Print out each entry below exactly, please.

○ ○ ○

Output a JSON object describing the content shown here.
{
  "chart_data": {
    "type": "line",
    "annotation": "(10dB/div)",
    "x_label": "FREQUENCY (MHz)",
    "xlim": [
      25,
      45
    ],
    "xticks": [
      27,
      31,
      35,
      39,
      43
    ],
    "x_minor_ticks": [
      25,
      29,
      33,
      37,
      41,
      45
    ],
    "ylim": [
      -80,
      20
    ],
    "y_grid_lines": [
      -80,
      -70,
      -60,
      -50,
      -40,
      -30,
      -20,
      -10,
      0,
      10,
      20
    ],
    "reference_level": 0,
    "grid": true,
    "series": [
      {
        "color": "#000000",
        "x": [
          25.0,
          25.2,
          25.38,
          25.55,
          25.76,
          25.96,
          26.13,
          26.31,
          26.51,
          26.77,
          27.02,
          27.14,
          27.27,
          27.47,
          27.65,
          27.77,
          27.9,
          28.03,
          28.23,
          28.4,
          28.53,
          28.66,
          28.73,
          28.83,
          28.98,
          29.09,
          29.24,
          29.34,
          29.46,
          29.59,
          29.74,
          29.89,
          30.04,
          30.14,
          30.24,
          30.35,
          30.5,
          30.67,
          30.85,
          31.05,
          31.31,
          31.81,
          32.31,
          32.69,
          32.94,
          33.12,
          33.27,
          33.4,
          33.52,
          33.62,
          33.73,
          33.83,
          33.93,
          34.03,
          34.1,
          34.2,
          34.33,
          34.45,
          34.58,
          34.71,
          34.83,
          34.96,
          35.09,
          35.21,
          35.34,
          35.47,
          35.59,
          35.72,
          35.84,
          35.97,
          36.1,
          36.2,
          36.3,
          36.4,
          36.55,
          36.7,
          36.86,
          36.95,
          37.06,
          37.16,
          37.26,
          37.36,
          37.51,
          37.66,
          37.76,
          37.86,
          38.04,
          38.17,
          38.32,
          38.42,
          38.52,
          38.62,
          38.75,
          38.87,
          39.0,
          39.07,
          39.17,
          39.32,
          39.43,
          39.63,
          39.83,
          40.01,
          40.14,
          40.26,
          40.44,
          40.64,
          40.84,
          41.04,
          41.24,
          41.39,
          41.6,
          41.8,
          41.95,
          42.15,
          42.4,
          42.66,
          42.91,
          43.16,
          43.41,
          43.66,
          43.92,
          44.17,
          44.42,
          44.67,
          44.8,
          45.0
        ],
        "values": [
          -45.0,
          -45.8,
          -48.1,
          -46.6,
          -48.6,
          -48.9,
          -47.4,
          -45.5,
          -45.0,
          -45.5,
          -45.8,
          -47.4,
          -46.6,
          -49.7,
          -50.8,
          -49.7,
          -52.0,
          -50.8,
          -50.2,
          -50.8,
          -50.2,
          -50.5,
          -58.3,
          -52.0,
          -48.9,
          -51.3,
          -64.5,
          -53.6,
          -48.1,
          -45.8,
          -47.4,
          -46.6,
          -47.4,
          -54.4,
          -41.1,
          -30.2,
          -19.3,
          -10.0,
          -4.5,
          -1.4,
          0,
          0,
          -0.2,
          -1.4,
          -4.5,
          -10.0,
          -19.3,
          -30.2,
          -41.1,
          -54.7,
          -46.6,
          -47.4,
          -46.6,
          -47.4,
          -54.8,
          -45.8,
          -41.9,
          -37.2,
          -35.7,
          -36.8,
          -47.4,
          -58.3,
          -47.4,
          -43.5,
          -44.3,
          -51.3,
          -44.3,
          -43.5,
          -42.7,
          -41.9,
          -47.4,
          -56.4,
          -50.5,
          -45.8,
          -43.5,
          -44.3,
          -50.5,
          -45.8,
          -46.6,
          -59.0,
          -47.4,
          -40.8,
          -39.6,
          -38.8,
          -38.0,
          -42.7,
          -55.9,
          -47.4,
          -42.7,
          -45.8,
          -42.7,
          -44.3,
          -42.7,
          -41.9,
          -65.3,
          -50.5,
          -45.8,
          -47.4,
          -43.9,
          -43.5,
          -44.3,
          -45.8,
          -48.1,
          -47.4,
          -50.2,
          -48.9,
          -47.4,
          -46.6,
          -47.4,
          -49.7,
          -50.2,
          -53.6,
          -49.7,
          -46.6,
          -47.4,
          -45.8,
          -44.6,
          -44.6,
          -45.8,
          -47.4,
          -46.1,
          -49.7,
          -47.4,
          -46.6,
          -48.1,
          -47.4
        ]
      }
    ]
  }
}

○ ○ ○

Result below:
Output a JSON object describing the content shown here.
{
  "chart_data": {
    "type": "line",
    "annotation": "(10dB/div)",
    "x_label": "FREQUENCY (MHz)",
    "xlim": [
      25,
      45
    ],
    "xticks": [
      27,
      31,
      35,
      39,
      43
    ],
    "x_minor_ticks": [
      25,
      29,
      33,
      37,
      41,
      45
    ],
    "ylim": [
      -80,
      20
    ],
    "y_grid_lines": [
      -80,
      -70,
      -60,
      -50,
      -40,
      -30,
      -20,
      -10,
      0,
      10,
      20
    ],
    "reference_level": 0,
    "grid": true,
    "series": [
      {
        "color": "#000000",
        "x": [
          25.0,
          25.2,
          25.38,
          25.55,
          25.76,
          25.96,
          26.13,
          26.31,
          26.51,
          26.77,
          27.02,
          27.14,
          27.27,
          27.47,
          27.65,
          27.77,
          27.9,
          28.03,
          28.23,
          28.4,
          28.53,
          28.66,
          28.73,
          28.83,
          28.98,
          29.09,
          29.24,
          29.34,
          29.46,
          29.59,
          29.74,
          29.89,
          30.04,
          30.14,
          30.24,
          30.35,
          30.5,
          30.67,
          30.85,
          31.05,
          31.31,
          31.81,
          32.31,
          32.69,
          32.94,
          33.12,
          33.27,
          33.4,
          33.52,
          33.62,
          33.73,
          33.83,
          33.93,
          34.03,
          34.1,
          34.2,
          34.33,
          34.45,
          34.58,
          34.71,
          34.83,
          34.96,
          35.09,
          35.21,
          35.34,
          35.47,
          35.59,
          35.72,
          35.84,
          35.97,
          36.1,
          36.2,
          36.3,
          36.4,
          36.55,
          36.7,
          36.86,
          36.95,
          37.06,
          37.16,
          37.26,
          37.36,
          37.51,
          37.66,
          37.76,
          37.86,
          38.04,
          38.17,
          38.32,
          38.42,
          38.52,
          38.62,
          38.75,
          38.87,
          39.0,
          39.07,
          39.17,
          39.32,
          39.43,
          39.63,
          39.83,
          40.01,
          40.14,
          40.26,
          40.44,
          40.64,
          40.84,
          41.04,
          41.24,
          41.39,
          41.6,
          41.8,
          41.95,
          42.15,
          42.4,
          42.66,
          42.91,
          43.16,
          43.41,
          43.66,
          43.92,
          44.17,
          44.42,
          44.67,
          44.8,
          45.0
        ],
        "values": [
          -45.0,
          -45.8,
          -48.1,
          -46.6,
          -48.6,
          -48.9,
          -47.4,
          -45.5,
          -45.0,
          -45.5,
          -45.8,
          -47.4,
          -46.6,
          -49.7,
          -50.8,
          -49.7,
          -52.0,
          -50.8,
          -50.2,
          -50.8,
          -50.2,
          -50.5,
          -58.3,
          -52.0,
          -48.9,
          -51.3,
          -64.5,
          -53.6,
          -48.1,
          -45.8,
          -47.4,
          -46.6,
          -47.4,
          -54.4,
          -41.1,
          -30.2,
          -19.3,
          -10.0,
          -4.5,
          -1.4,
          0,
          0,
          -0.2,
          -1.4,
          -4.5,
          -10.0,
          -19.3,
          -30.2,
          -41.1,
          -54.7,
          -46.6,
          -47.4,
          -46.6,
          -47.4,
          -54.8,
          -45.8,
          -41.9,
          -37.2,
          -35.7,
          -36.8,
          -47.4,
          -58.3,
          -47.4,
          -43.5,
          -44.3,
          -51.3,
          -44.3,
          -43.5,
          -42.7,
          -41.9,
          -47.4,
          -56.4,
          -50.5,
          -45.8,
          -43.5,
          -44.3,
          -50.5,
          -45.8,
          -46.6,
          -59.0,
          -47.4,
          -40.8,
          -39.6,
          -38.8,
          -38.0,
          -42.7,
          -55.9,
          -47.4,
          -42.7,
          -45.8,
          -42.7,
          -44.3,
          -42.7,
          -41.9,
          -65.3,
          -50.5,
          -45.8,
          -47.4,
          -43.9,
          -43.5,
          -44.3,
          -45.8,
          -48.1,
          -47.4,
          -50.2,
          -48.9,
          -47.4,
          -46.6,
          -47.4,
          -49.7,
          -50.2,
          -53.6,
          -49.7,
          -46.6,
          -47.4,
          -45.8,
          -44.6,
          -44.6,
          -45.8,
          -47.4,
          -46.1,
          -49.7,
          -47.4,
          -46.6,
          -48.1,
          -47.4
        ]
      }
    ]
  }
}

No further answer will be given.